**Task prompt**
Restate the data exactly as given and keep the pictures out.

**Provided entries**

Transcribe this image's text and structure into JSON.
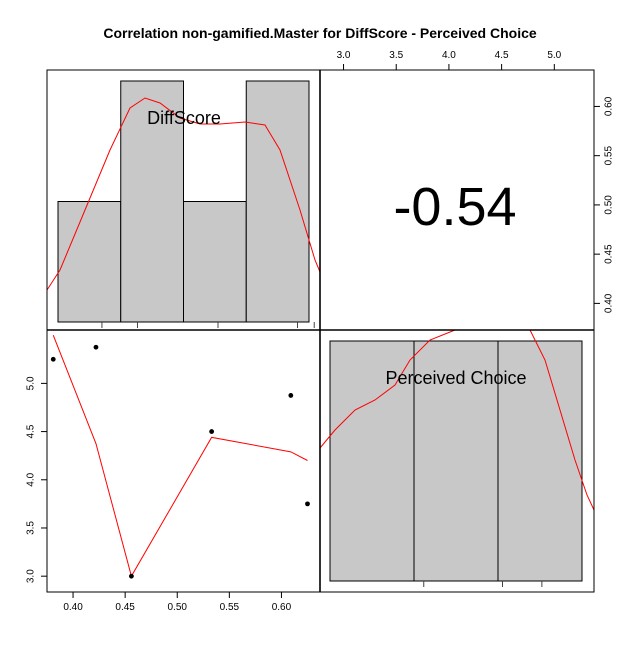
{
  "chart_data": {
    "type": "scatter",
    "title": "Correlation non-gamified.Master for DiffScore - Perceived Choice",
    "variables": [
      "DiffScore",
      "Perceived Choice"
    ],
    "correlation_label": "-0.54",
    "diffscore_axis": {
      "range": [
        0.375,
        0.637
      ],
      "ticks": [
        "0.40",
        "0.45",
        "0.50",
        "0.55",
        "0.60"
      ],
      "tick_values": [
        0.4,
        0.45,
        0.5,
        0.55,
        0.6
      ]
    },
    "perceived_choice_axis": {
      "range": [
        2.95,
        5.45
      ],
      "ticks": [
        "3.0",
        "3.5",
        "4.0",
        "4.5",
        "5.0"
      ],
      "tick_values": [
        3.0,
        3.5,
        4.0,
        4.5,
        5.0
      ]
    },
    "top_choice_axis": {
      "range": [
        2.9,
        5.5
      ],
      "ticks": [
        "3.0",
        "3.5",
        "4.0",
        "4.5",
        "5.0"
      ],
      "tick_values": [
        3.0,
        3.5,
        4.0,
        4.5,
        5.0
      ]
    },
    "scatter_points": [
      {
        "x": 0.381,
        "y": 5.25
      },
      {
        "x": 0.422,
        "y": 5.375
      },
      {
        "x": 0.456,
        "y": 3.0
      },
      {
        "x": 0.533,
        "y": 4.5
      },
      {
        "x": 0.609,
        "y": 4.875
      },
      {
        "x": 0.625,
        "y": 3.75
      }
    ],
    "smooth_line": [
      {
        "x": 0.381,
        "y": 5.5
      },
      {
        "x": 0.422,
        "y": 4.375
      },
      {
        "x": 0.456,
        "y": 3.0
      },
      {
        "x": 0.533,
        "y": 4.44
      },
      {
        "x": 0.609,
        "y": 4.29
      },
      {
        "x": 0.625,
        "y": 4.2
      }
    ],
    "hist_diffscore": {
      "bins": [
        [
          0.38,
          0.44
        ],
        [
          0.44,
          0.5
        ],
        [
          0.5,
          0.56
        ],
        [
          0.56,
          0.62
        ]
      ],
      "heights": [
        2,
        4,
        2,
        4
      ]
    },
    "hist_choice": {
      "bins": [
        [
          3.0,
          3.8
        ],
        [
          3.8,
          4.6
        ],
        [
          4.6,
          5.4
        ]
      ],
      "heights": [
        1,
        1,
        1
      ]
    },
    "rug_diffscore": [
      0.422,
      0.456,
      0.533,
      0.609,
      0.625
    ],
    "rug_choice": [
      3.75,
      4.5,
      4.875
    ],
    "colors": {
      "bar_fill": "#c8c8c8",
      "curve": "#ff0000",
      "axis": "#000000"
    }
  }
}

**Exercise output**
Transcribe this image's text and structure into JSON.
{
  "chart_data": {
    "type": "scatter",
    "title": "Correlation non-gamified.Master for DiffScore - Perceived Choice",
    "variables": [
      "DiffScore",
      "Perceived Choice"
    ],
    "correlation_label": "-0.54",
    "diffscore_axis": {
      "range": [
        0.375,
        0.637
      ],
      "ticks": [
        "0.40",
        "0.45",
        "0.50",
        "0.55",
        "0.60"
      ],
      "tick_values": [
        0.4,
        0.45,
        0.5,
        0.55,
        0.6
      ]
    },
    "perceived_choice_axis": {
      "range": [
        2.95,
        5.45
      ],
      "ticks": [
        "3.0",
        "3.5",
        "4.0",
        "4.5",
        "5.0"
      ],
      "tick_values": [
        3.0,
        3.5,
        4.0,
        4.5,
        5.0
      ]
    },
    "top_choice_axis": {
      "range": [
        2.9,
        5.5
      ],
      "ticks": [
        "3.0",
        "3.5",
        "4.0",
        "4.5",
        "5.0"
      ],
      "tick_values": [
        3.0,
        3.5,
        4.0,
        4.5,
        5.0
      ]
    },
    "scatter_points": [
      {
        "x": 0.381,
        "y": 5.25
      },
      {
        "x": 0.422,
        "y": 5.375
      },
      {
        "x": 0.456,
        "y": 3.0
      },
      {
        "x": 0.533,
        "y": 4.5
      },
      {
        "x": 0.609,
        "y": 4.875
      },
      {
        "x": 0.625,
        "y": 3.75
      }
    ],
    "smooth_line": [
      {
        "x": 0.381,
        "y": 5.5
      },
      {
        "x": 0.422,
        "y": 4.375
      },
      {
        "x": 0.456,
        "y": 3.0
      },
      {
        "x": 0.533,
        "y": 4.44
      },
      {
        "x": 0.609,
        "y": 4.29
      },
      {
        "x": 0.625,
        "y": 4.2
      }
    ],
    "hist_diffscore": {
      "bins": [
        [
          0.38,
          0.44
        ],
        [
          0.44,
          0.5
        ],
        [
          0.5,
          0.56
        ],
        [
          0.56,
          0.62
        ]
      ],
      "heights": [
        2,
        4,
        2,
        4
      ]
    },
    "hist_choice": {
      "bins": [
        [
          3.0,
          3.8
        ],
        [
          3.8,
          4.6
        ],
        [
          4.6,
          5.4
        ]
      ],
      "heights": [
        1,
        1,
        1
      ]
    },
    "rug_diffscore": [
      0.422,
      0.456,
      0.533,
      0.609,
      0.625
    ],
    "rug_choice": [
      3.75,
      4.5,
      4.875
    ],
    "colors": {
      "bar_fill": "#c8c8c8",
      "curve": "#ff0000",
      "axis": "#000000"
    }
  }
}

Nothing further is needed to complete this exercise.